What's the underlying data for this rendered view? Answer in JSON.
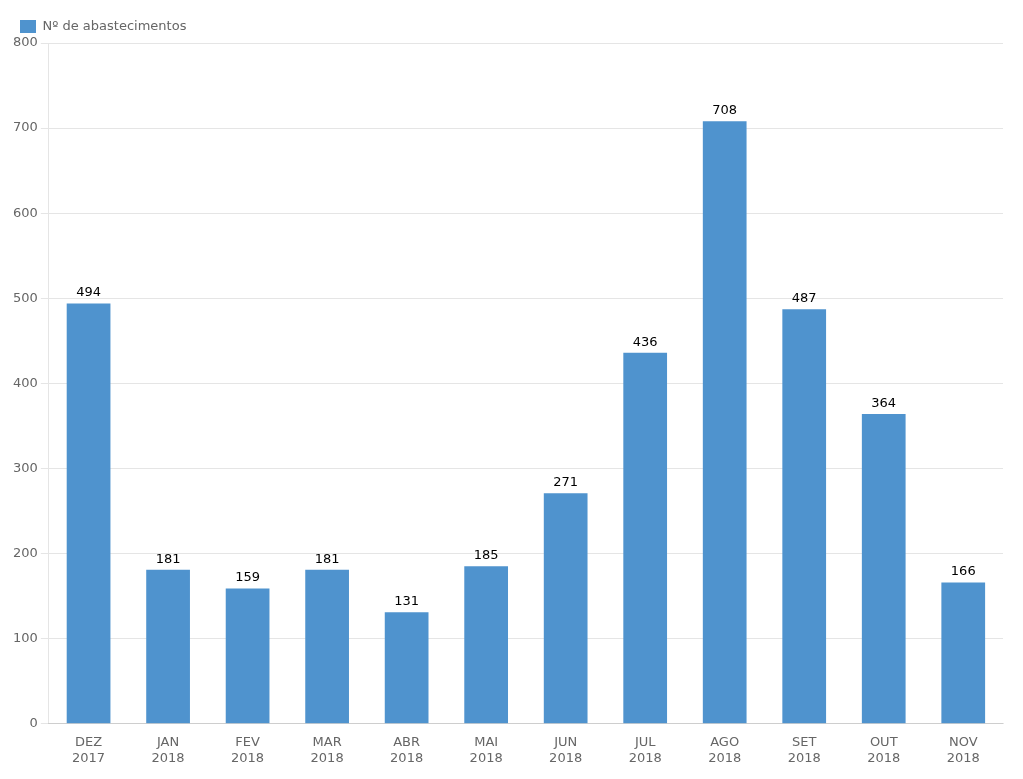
{
  "chart_data": {
    "type": "bar",
    "categories": [
      "DEZ\n2017",
      "JAN\n2018",
      "FEV\n2018",
      "MAR\n2018",
      "ABR\n2018",
      "MAI\n2018",
      "JUN\n2018",
      "JUL\n2018",
      "AGO\n2018",
      "SET\n2018",
      "OUT\n2018",
      "NOV\n2018"
    ],
    "series": [
      {
        "name": "Nº de abastecimentos",
        "color": "#4f93ce",
        "values": [
          494,
          181,
          159,
          181,
          131,
          185,
          271,
          436,
          708,
          487,
          364,
          166
        ]
      }
    ],
    "ylim": [
      0,
      800
    ],
    "yticks": [
      0,
      100,
      200,
      300,
      400,
      500,
      600,
      700,
      800
    ],
    "grid": true,
    "legend": "upper left",
    "data_labels": true
  }
}
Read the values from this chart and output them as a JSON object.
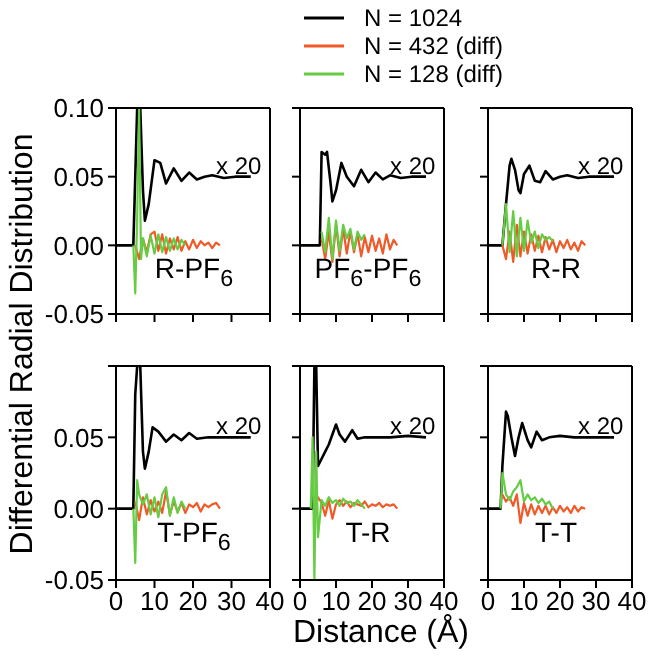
{
  "chart_data": [
    {
      "type": "line",
      "title": "R-PF$_{6}$",
      "annotations": [
        "x 20"
      ],
      "legend": "top",
      "tick_labels": "y",
      "xlim": [
        0,
        40
      ],
      "xticks": [
        0,
        10,
        20,
        30,
        40
      ],
      "ylim": [
        -0.05,
        0.1
      ],
      "yticks": [
        {
          "value": -0.05,
          "label": "-0.05"
        },
        {
          "value": 0,
          "label": "0.00"
        },
        {
          "value": 0.05,
          "label": "0.05"
        },
        {
          "value": 0.1,
          "label": "0.10"
        }
      ],
      "series": [
        {
          "name": "N = 1024",
          "color": "#000000",
          "x": [
            0,
            4.5,
            5,
            5.5,
            6.3,
            7,
            7.5,
            8.5,
            10,
            11.5,
            13,
            15,
            17,
            19,
            21,
            23,
            25,
            28,
            31,
            35
          ],
          "values": [
            0,
            0,
            0.05,
            0.1,
            0.1,
            0.04,
            0.018,
            0.03,
            0.062,
            0.06,
            0.045,
            0.056,
            0.047,
            0.053,
            0.048,
            0.05,
            0.051,
            0.049,
            0.05,
            0.05
          ]
        },
        {
          "name": "N = 432 (diff)",
          "color": "#f05a28",
          "x": [
            5,
            6,
            7,
            8,
            9,
            10,
            11,
            12,
            13,
            14,
            15,
            16,
            17,
            18,
            19,
            20,
            21,
            22,
            23,
            24,
            25,
            26,
            27
          ],
          "values": [
            0,
            -0.01,
            0.005,
            -0.005,
            0.008,
            0.01,
            -0.004,
            0.008,
            -0.006,
            0.005,
            -0.003,
            0.006,
            -0.004,
            0.003,
            -0.003,
            0.004,
            -0.002,
            0.003,
            0,
            0.002,
            -0.002,
            0.002,
            0
          ]
        },
        {
          "name": "N = 128 (diff)",
          "color": "#66cc44",
          "x": [
            4.5,
            5,
            5.5,
            6,
            6.5,
            7,
            8,
            9,
            10,
            11,
            12,
            13,
            14,
            15,
            16,
            17,
            18
          ],
          "values": [
            0,
            -0.035,
            0.02,
            0.1,
            -0.01,
            0.005,
            -0.008,
            0.007,
            -0.006,
            0.008,
            -0.005,
            0.006,
            -0.004,
            0.005,
            -0.003,
            0.004,
            0
          ]
        }
      ]
    },
    {
      "type": "line",
      "title": "PF$_{6}$-PF$_{6}$",
      "annotations": [
        "x 20"
      ],
      "tick_labels": false,
      "xlim": [
        0,
        40
      ],
      "xticks": [
        0,
        10,
        20,
        30,
        40
      ],
      "ylim": [
        -0.05,
        0.1
      ],
      "yticks": [
        -0.05,
        0,
        0.05,
        0.1
      ],
      "series": [
        {
          "color": "#000000",
          "x": [
            0,
            5.5,
            6,
            7,
            7.5,
            8.5,
            9,
            10,
            11.5,
            13,
            15,
            17,
            19,
            21,
            23,
            25,
            28,
            31,
            35
          ],
          "values": [
            0,
            0,
            0.068,
            0.066,
            0.068,
            0.045,
            0.032,
            0.04,
            0.06,
            0.05,
            0.043,
            0.055,
            0.046,
            0.053,
            0.048,
            0.051,
            0.049,
            0.05,
            0.05
          ]
        },
        {
          "color": "#f05a28",
          "x": [
            6,
            7,
            8,
            9,
            10,
            11,
            12,
            13,
            14,
            15,
            16,
            17,
            18,
            19,
            20,
            21,
            22,
            23,
            24,
            25,
            26,
            27
          ],
          "values": [
            0.005,
            -0.01,
            0.01,
            -0.012,
            0.015,
            -0.008,
            0.012,
            -0.006,
            0.01,
            -0.005,
            0.008,
            -0.008,
            0.006,
            -0.005,
            0.007,
            -0.004,
            0.005,
            -0.006,
            0.008,
            -0.003,
            0.004,
            0
          ]
        },
        {
          "color": "#66cc44",
          "x": [
            6,
            7,
            8,
            9,
            10,
            11,
            12,
            13,
            14,
            15,
            16,
            17,
            18
          ],
          "values": [
            0.01,
            -0.005,
            0.02,
            -0.01,
            0.018,
            -0.004,
            0.015,
            0.005,
            0.012,
            -0.003,
            0.01,
            0.004,
            0.008
          ]
        }
      ]
    },
    {
      "type": "line",
      "title": "R-R",
      "annotations": [
        "x 20"
      ],
      "tick_labels": false,
      "xlim": [
        0,
        40
      ],
      "xticks": [
        0,
        10,
        20,
        30,
        40
      ],
      "ylim": [
        -0.05,
        0.1
      ],
      "yticks": [
        -0.05,
        0,
        0.05,
        0.1
      ],
      "series": [
        {
          "color": "#000000",
          "x": [
            0,
            4,
            5,
            6,
            6.5,
            7.5,
            8.5,
            9,
            10,
            11.5,
            13,
            14.5,
            16,
            18,
            20,
            22,
            25,
            28,
            31,
            35
          ],
          "values": [
            0,
            0,
            0.03,
            0.058,
            0.063,
            0.055,
            0.04,
            0.038,
            0.052,
            0.058,
            0.047,
            0.046,
            0.054,
            0.048,
            0.05,
            0.051,
            0.049,
            0.05,
            0.05,
            0.05
          ]
        },
        {
          "color": "#f05a28",
          "x": [
            4,
            5,
            6,
            7,
            8,
            9,
            10,
            11,
            12,
            13,
            14,
            15,
            16,
            17,
            18,
            19,
            20,
            21,
            22,
            23,
            24,
            25,
            26,
            27
          ],
          "values": [
            0,
            -0.01,
            0.01,
            -0.012,
            0.015,
            -0.008,
            0.01,
            -0.006,
            0.008,
            -0.004,
            0.007,
            -0.005,
            0.006,
            -0.003,
            0.004,
            -0.005,
            0.003,
            -0.002,
            0.004,
            -0.003,
            0.002,
            -0.004,
            0.003,
            0
          ]
        },
        {
          "color": "#66cc44",
          "x": [
            4,
            5,
            6,
            7,
            8,
            9,
            10,
            11,
            12,
            13,
            14,
            15,
            16,
            17,
            18
          ],
          "values": [
            0,
            0.03,
            -0.005,
            0.025,
            -0.008,
            0.02,
            -0.004,
            0.018,
            0.002,
            0.01,
            -0.002,
            0.008,
            0.004,
            0.006,
            0.003
          ]
        }
      ]
    },
    {
      "type": "line",
      "title": "T-PF$_{6}$",
      "annotations": [
        "x 20"
      ],
      "ylabel": "Differential Radial Distribution",
      "xlim": [
        0,
        40
      ],
      "xticks": [
        0,
        10,
        20,
        30,
        40
      ],
      "ylim": [
        -0.05,
        0.1
      ],
      "yticks": [
        {
          "value": -0.05,
          "label": "-0.05"
        },
        {
          "value": 0,
          "label": "0.00"
        },
        {
          "value": 0.05,
          "label": "0.05"
        },
        {
          "value": 0.1,
          "label": null
        }
      ],
      "series": [
        {
          "color": "#000000",
          "x": [
            0,
            4.5,
            5,
            5.5,
            6.3,
            7,
            7.5,
            8.5,
            9.5,
            11,
            13,
            15,
            17,
            19,
            21,
            24,
            28,
            35
          ],
          "values": [
            0,
            0,
            0.08,
            0.1,
            0.1,
            0.04,
            0.028,
            0.04,
            0.057,
            0.054,
            0.047,
            0.052,
            0.048,
            0.053,
            0.049,
            0.05,
            0.05,
            0.05
          ]
        },
        {
          "color": "#f05a28",
          "x": [
            5,
            6,
            7,
            8,
            9,
            10,
            11,
            12,
            13,
            14,
            15,
            16,
            17,
            18,
            19,
            20,
            21,
            22,
            23,
            24,
            25,
            26,
            27
          ],
          "values": [
            0.005,
            -0.008,
            0.008,
            -0.004,
            0.006,
            -0.002,
            0.005,
            -0.003,
            0.012,
            -0.004,
            0.005,
            -0.002,
            0.004,
            -0.003,
            0.003,
            0.001,
            0.004,
            -0.002,
            0.003,
            0.001,
            0.003,
            0.004,
            0
          ]
        },
        {
          "color": "#66cc44",
          "x": [
            4.5,
            5,
            5.5,
            6,
            7,
            8,
            9,
            10,
            11,
            12,
            13,
            14,
            15,
            16,
            17,
            18
          ],
          "values": [
            0,
            -0.038,
            0.02,
            0.01,
            0.003,
            0.01,
            -0.004,
            0.008,
            -0.006,
            0.01,
            0.015,
            -0.005,
            0.008,
            -0.003,
            0.005,
            0
          ]
        }
      ]
    },
    {
      "type": "line",
      "title": "T-R",
      "annotations": [
        "x 20"
      ],
      "xlabel": "Distance (Å)",
      "tick_labels": "x",
      "xlim": [
        0,
        40
      ],
      "xticks": [
        0,
        10,
        20,
        30,
        40
      ],
      "ylim": [
        -0.05,
        0.1
      ],
      "yticks": [
        -0.05,
        0,
        0.05,
        0.1
      ],
      "series": [
        {
          "color": "#000000",
          "x": [
            0,
            3.5,
            4,
            4.5,
            5,
            6,
            7,
            8,
            9,
            10,
            11,
            12.5,
            14.5,
            16,
            18,
            21,
            25,
            30,
            35
          ],
          "values": [
            0,
            0,
            0.1,
            0.1,
            0.03,
            0.035,
            0.04,
            0.045,
            0.052,
            0.059,
            0.052,
            0.047,
            0.055,
            0.049,
            0.05,
            0.05,
            0.05,
            0.051,
            0.05
          ]
        },
        {
          "color": "#f05a28",
          "x": [
            4,
            5,
            6,
            7,
            8,
            9,
            10,
            11,
            12,
            13,
            14,
            15,
            16,
            17,
            18,
            19,
            20,
            21,
            22,
            23,
            24,
            25,
            26,
            27
          ],
          "values": [
            0,
            0.008,
            0.004,
            -0.005,
            0.006,
            -0.007,
            0.003,
            0.006,
            0.002,
            0.005,
            0.001,
            0.004,
            0.003,
            0.002,
            0.005,
            0.001,
            0.003,
            0.002,
            0.004,
            0.001,
            0.003,
            0.002,
            0.003,
            0
          ]
        },
        {
          "color": "#66cc44",
          "x": [
            3,
            3.5,
            4,
            4.5,
            5,
            6,
            7,
            8,
            9,
            10,
            11,
            12,
            13,
            14,
            15,
            16,
            17,
            18
          ],
          "values": [
            0,
            0.05,
            -0.05,
            0.04,
            -0.02,
            0.006,
            0.002,
            0.008,
            0.004,
            0.006,
            0.002,
            0.007,
            0.004,
            0.005,
            0.002,
            0.006,
            0.003,
            0
          ]
        }
      ]
    },
    {
      "type": "line",
      "title": "T-T",
      "annotations": [
        "x 20"
      ],
      "tick_labels": "x",
      "xlim": [
        0,
        40
      ],
      "xticks": [
        0,
        10,
        20,
        30,
        40
      ],
      "ylim": [
        -0.05,
        0.1
      ],
      "yticks": [
        -0.05,
        0,
        0.05,
        0.1
      ],
      "series": [
        {
          "color": "#000000",
          "x": [
            0,
            3.5,
            4,
            5,
            5.5,
            6.5,
            7.5,
            8.5,
            9.5,
            11,
            12,
            13.5,
            15,
            17,
            20,
            24,
            28,
            35
          ],
          "values": [
            0,
            0,
            0.03,
            0.068,
            0.065,
            0.05,
            0.037,
            0.05,
            0.06,
            0.048,
            0.043,
            0.054,
            0.048,
            0.05,
            0.051,
            0.05,
            0.05,
            0.05
          ]
        },
        {
          "color": "#f05a28",
          "x": [
            4,
            5,
            6,
            7,
            8,
            9,
            10,
            11,
            12,
            13,
            14,
            15,
            16,
            17,
            18,
            19,
            20,
            21,
            22,
            23,
            24,
            25,
            26,
            27
          ],
          "values": [
            0.01,
            0.005,
            0.008,
            0.002,
            0.01,
            -0.01,
            0.004,
            -0.005,
            0.003,
            -0.004,
            0.002,
            -0.003,
            0.002,
            -0.004,
            0.001,
            -0.003,
            0.002,
            -0.002,
            0.001,
            -0.003,
            0.002,
            -0.002,
            0.001,
            0
          ]
        },
        {
          "color": "#66cc44",
          "x": [
            3.5,
            4,
            5,
            6,
            7,
            8,
            9,
            10,
            11,
            12,
            13,
            14,
            15,
            16,
            17,
            18
          ],
          "values": [
            0,
            0.025,
            0.01,
            0.006,
            0.012,
            0.015,
            0.02,
            0.005,
            0.01,
            0.006,
            0.008,
            0.004,
            0.007,
            0.003,
            0.005,
            0
          ]
        }
      ]
    }
  ]
}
· · · · ·
TASK PROMPT - Copy out all lines above that include the string "JSON".

THE REPLY -
What's the underlying data for this rendered view? Answer in JSON.
Read the values from this chart and output them as a JSON object.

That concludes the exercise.